**REQUIREMENTS**
Print every entry word for word, but omit the pictures.

**RECORD EXTRACTS**
==============================

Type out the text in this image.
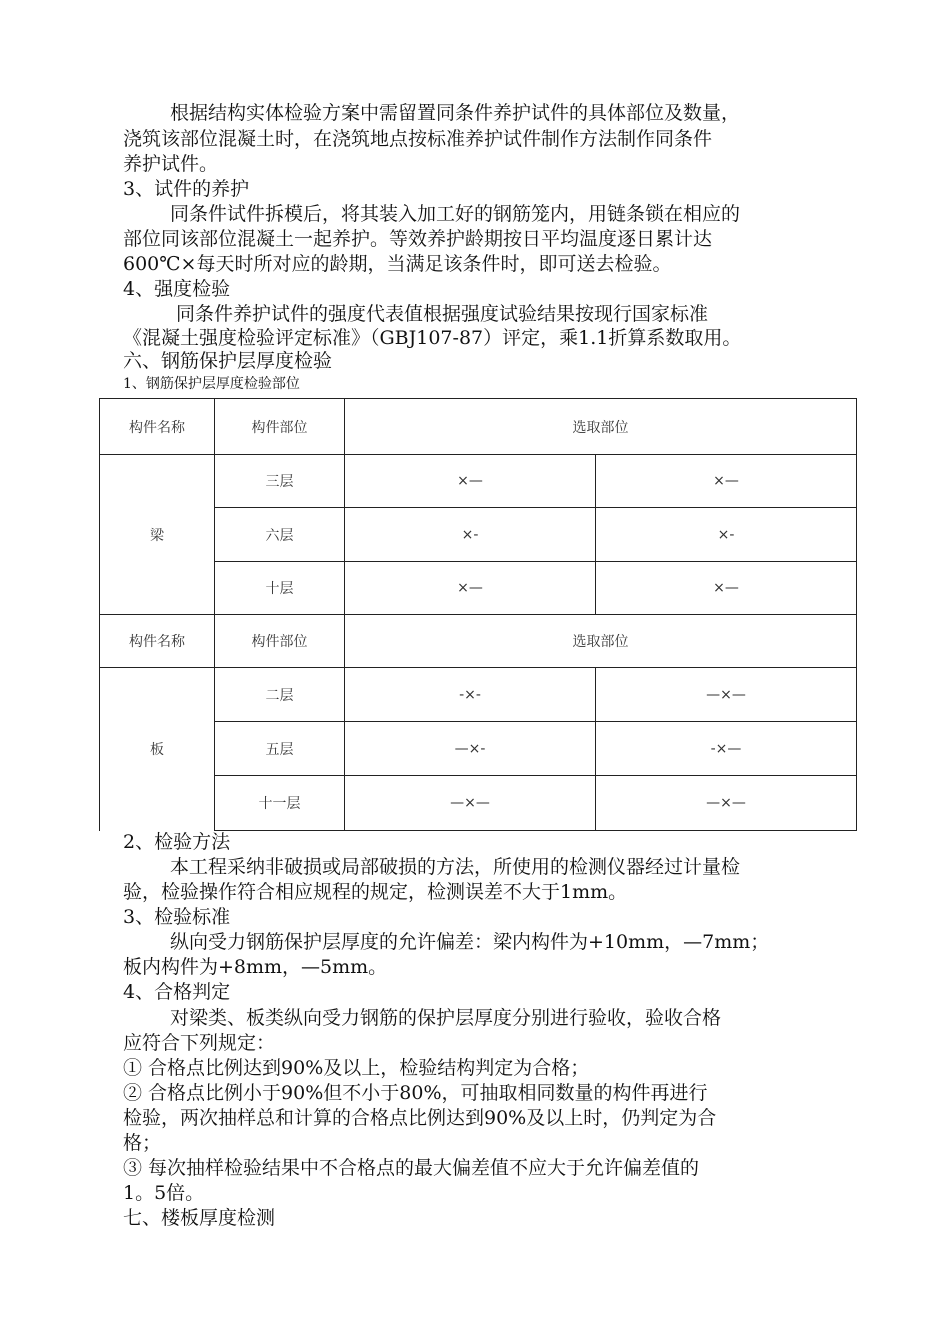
根据结构实体检验方案中需留置同条件养护试件的具体部位及数量，
浇筑该部位混凝土时，在浇筑地点按标准养护试件制作方法制作同条件
养护试件。
3、试件的养护
同条件试件拆模后，将其装入加工好的钢筋笼内，用链条锁在相应的
部位同该部位混凝土一起养护。等效养护龄期按日平均温度逐日累计达
600℃×每天时所对应的龄期，当满足该条件时，即可送去检验。
4、强度检验
同条件养护试件的强度代表值根据强度试验结果按现行国家标准
《混凝土强度检验评定标准》（GBJ107-87）评定，乘1.1折算系数取用。
六、钢筋保护层厚度检验
1、钢筋保护层厚度检验部位
构件名称	构件部位	选取部位	
梁	三层	×—	×—
	六层	×-	×-
	十层	×—	×—
构件名称	构件部位	选取部位	
板	二层	-×-	—×—
	五层	—×-	-×—
	十一层	—×—	—×—
2、检验方法
本工程采纳非破损或局部破损的方法，所使用的检测仪器经过计量检
验，检验操作符合相应规程的规定，检测误差不大于1mm。
3、检验标准
纵向受力钢筋保护层厚度的允许偏差：梁内构件为+10mm，—7mm；
板内构件为+8mm，—5mm。
4、合格判定
对梁类、板类纵向受力钢筋的保护层厚度分别进行验收，验收合格
应符合下列规定：
① 合格点比例达到90%及以上，检验结构判定为合格；
② 合格点比例小于90%但不小于80%，可抽取相同数量的构件再进行
检验，两次抽样总和计算的合格点比例达到90%及以上时，仍判定为合
格；
③ 每次抽样检验结果中不合格点的最大偏差值不应大于允许偏差值的
1。5倍。
七、楼板厚度检测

==============================

**ANSWER TO THE PROBLEM**
Type out the text in this image.
根据结构实体检验方案中需留置同条件养护试件的具体部位及数量，
浇筑该部位混凝土时，在浇筑地点按标准养护试件制作方法制作同条件
养护试件。
3、试件的养护
同条件试件拆模后，将其装入加工好的钢筋笼内，用链条锁在相应的
部位同该部位混凝土一起养护。等效养护龄期按日平均温度逐日累计达
600℃×每天时所对应的龄期，当满足该条件时，即可送去检验。
4、强度检验
同条件养护试件的强度代表值根据强度试验结果按现行国家标准
《混凝土强度检验评定标准》（GBJ107-87）评定，乘1.1折算系数取用。
六、钢筋保护层厚度检验
1、钢筋保护层厚度检验部位
构件名称	构件部位	选取部位	
梁	三层	×—	×—
	六层	×-	×-
	十层	×—	×—
构件名称	构件部位	选取部位	
板	二层	-×-	—×—
	五层	—×-	-×—
	十一层	—×—	—×—
2、检验方法
本工程采纳非破损或局部破损的方法，所使用的检测仪器经过计量检
验，检验操作符合相应规程的规定，检测误差不大于1mm。
3、检验标准
纵向受力钢筋保护层厚度的允许偏差：梁内构件为+10mm，—7mm；
板内构件为+8mm，—5mm。
4、合格判定
对梁类、板类纵向受力钢筋的保护层厚度分别进行验收，验收合格
应符合下列规定：
① 合格点比例达到90%及以上，检验结构判定为合格；
② 合格点比例小于90%但不小于80%，可抽取相同数量的构件再进行
检验，两次抽样总和计算的合格点比例达到90%及以上时，仍判定为合
格；
③ 每次抽样检验结果中不合格点的最大偏差值不应大于允许偏差值的
1。5倍。
七、楼板厚度检测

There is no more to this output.